Your goal
In the material below, find every line with "status" and pull it out.

Input rows
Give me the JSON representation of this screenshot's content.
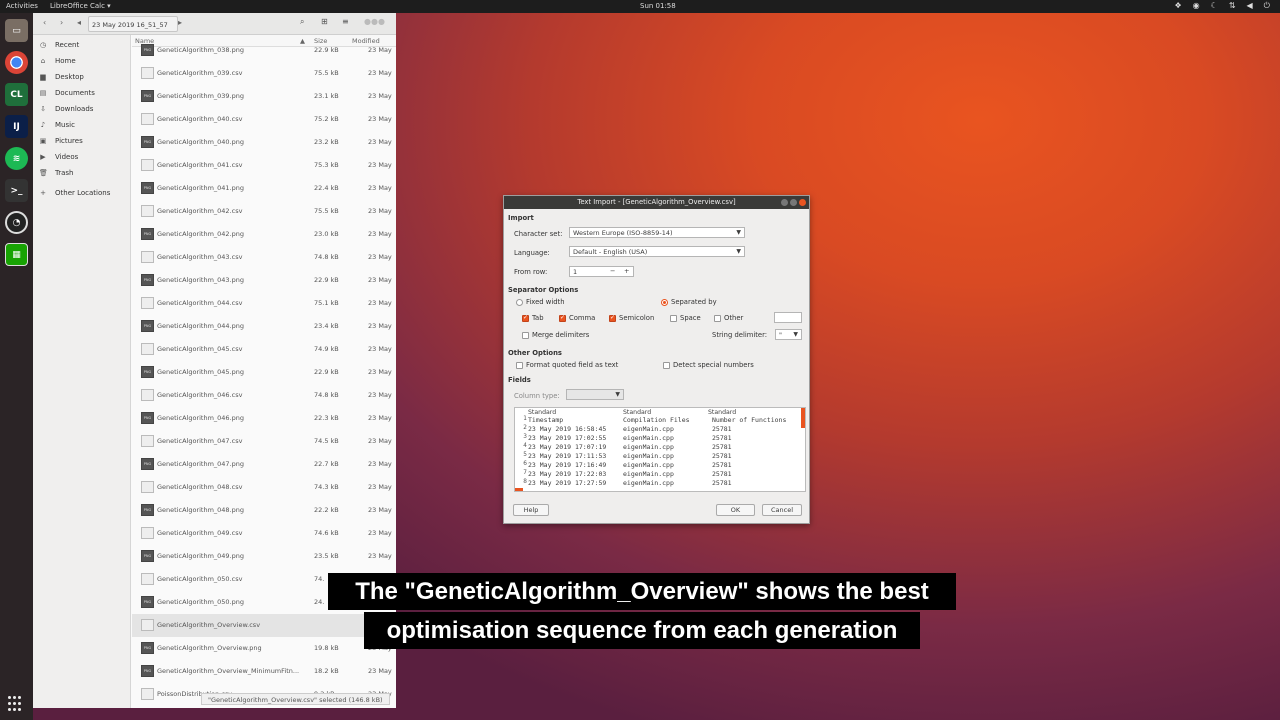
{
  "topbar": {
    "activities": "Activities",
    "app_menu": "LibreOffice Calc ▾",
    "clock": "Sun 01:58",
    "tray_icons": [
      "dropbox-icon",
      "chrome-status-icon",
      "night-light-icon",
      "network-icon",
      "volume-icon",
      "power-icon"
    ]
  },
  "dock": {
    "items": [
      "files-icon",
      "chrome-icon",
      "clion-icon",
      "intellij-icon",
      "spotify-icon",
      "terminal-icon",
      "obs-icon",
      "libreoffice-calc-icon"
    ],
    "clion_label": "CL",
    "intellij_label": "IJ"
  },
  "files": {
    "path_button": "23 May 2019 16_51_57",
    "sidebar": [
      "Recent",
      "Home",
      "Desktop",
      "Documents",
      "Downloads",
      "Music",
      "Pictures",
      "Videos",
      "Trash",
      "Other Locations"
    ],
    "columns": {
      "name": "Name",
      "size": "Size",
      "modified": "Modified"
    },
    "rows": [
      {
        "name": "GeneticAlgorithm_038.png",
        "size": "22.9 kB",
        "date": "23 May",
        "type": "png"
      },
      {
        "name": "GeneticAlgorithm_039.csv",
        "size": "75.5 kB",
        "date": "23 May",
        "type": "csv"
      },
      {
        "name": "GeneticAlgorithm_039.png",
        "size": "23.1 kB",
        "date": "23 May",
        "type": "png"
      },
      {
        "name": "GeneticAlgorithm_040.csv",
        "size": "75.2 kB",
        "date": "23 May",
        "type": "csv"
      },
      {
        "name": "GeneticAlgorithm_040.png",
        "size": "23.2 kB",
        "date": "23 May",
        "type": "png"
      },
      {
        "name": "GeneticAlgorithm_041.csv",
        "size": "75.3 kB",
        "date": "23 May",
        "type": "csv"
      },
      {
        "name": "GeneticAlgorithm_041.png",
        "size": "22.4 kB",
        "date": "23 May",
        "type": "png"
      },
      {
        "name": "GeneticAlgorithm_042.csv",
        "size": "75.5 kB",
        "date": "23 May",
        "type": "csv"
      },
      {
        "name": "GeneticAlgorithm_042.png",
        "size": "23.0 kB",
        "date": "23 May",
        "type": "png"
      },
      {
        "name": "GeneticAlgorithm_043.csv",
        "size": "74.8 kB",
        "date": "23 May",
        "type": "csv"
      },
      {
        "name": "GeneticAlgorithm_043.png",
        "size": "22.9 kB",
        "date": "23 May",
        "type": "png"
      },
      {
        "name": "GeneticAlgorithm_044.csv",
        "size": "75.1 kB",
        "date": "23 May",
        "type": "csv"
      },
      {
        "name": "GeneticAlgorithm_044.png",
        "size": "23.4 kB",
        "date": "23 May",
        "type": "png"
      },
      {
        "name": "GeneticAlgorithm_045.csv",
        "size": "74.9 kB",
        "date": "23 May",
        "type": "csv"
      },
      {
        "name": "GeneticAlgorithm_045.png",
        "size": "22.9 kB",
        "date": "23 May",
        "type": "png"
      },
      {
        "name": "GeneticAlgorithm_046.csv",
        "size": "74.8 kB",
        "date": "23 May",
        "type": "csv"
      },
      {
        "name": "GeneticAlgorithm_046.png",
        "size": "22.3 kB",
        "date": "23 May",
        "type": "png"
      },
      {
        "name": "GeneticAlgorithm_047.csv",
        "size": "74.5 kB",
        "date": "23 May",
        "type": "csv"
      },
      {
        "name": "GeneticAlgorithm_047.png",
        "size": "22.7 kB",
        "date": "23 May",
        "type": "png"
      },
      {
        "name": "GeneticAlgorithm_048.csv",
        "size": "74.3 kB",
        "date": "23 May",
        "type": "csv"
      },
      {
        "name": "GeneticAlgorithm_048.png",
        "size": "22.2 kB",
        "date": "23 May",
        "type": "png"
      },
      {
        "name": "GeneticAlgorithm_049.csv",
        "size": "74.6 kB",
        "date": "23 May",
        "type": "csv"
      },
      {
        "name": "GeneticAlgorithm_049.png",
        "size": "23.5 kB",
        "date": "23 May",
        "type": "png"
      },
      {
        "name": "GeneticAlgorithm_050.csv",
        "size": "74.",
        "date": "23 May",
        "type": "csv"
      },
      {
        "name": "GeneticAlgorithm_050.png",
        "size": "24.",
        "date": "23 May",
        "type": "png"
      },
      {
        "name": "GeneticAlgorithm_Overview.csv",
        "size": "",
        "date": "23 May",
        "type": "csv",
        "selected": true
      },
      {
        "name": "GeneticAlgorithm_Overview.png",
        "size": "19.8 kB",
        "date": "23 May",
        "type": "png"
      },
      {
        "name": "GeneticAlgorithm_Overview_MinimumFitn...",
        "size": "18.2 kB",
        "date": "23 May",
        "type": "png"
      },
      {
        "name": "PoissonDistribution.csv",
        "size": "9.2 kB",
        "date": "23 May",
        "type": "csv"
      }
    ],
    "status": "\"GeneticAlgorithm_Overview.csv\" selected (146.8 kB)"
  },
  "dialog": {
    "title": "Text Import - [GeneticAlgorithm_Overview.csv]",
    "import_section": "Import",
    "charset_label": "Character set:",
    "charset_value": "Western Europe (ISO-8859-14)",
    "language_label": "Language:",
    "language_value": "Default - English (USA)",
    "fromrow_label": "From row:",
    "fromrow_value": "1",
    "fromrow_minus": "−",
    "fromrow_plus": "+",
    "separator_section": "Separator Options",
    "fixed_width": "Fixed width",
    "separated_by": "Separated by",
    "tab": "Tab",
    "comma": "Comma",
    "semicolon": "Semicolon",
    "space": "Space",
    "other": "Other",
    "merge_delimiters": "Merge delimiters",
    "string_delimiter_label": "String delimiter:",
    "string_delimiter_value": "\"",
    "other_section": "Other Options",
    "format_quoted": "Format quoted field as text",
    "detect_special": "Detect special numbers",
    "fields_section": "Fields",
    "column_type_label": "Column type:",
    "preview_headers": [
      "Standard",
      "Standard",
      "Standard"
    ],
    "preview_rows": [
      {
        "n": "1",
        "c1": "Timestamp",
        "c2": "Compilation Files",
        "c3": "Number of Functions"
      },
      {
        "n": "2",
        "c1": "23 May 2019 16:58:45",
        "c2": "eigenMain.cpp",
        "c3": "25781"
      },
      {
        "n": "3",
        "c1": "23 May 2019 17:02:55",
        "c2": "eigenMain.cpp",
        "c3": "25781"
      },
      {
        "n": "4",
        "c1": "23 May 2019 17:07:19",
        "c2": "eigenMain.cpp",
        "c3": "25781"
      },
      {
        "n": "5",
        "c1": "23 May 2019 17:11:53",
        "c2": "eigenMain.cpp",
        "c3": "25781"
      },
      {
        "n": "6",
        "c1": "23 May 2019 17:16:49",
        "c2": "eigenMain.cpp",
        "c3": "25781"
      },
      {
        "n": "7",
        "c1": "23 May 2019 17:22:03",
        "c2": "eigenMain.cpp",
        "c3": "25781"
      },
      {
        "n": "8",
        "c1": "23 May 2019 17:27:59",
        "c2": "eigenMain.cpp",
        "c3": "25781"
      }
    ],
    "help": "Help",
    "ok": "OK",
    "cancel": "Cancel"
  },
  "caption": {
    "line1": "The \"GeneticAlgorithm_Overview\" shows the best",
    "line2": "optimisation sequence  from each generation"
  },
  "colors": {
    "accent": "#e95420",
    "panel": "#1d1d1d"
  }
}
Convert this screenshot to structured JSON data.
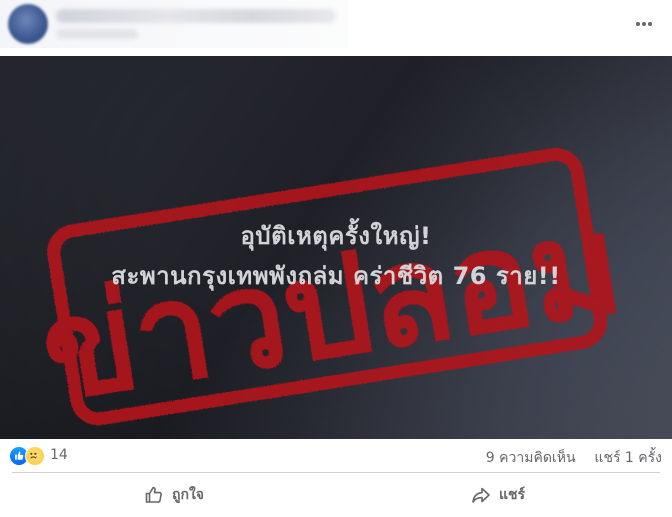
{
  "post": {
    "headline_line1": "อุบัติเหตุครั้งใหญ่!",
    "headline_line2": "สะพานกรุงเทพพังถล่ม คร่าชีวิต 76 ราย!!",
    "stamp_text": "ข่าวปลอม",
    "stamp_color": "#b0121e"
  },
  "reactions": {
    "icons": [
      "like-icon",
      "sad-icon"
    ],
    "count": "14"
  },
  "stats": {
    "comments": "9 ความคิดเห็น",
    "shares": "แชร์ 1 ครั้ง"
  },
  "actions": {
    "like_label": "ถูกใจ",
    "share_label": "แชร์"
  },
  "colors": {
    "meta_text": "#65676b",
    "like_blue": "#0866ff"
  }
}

Exercise result
      "chrome-status-icon",
    "status": "\"GeneticAlgorithm_Overview.csv\" selected (146.8 kB)"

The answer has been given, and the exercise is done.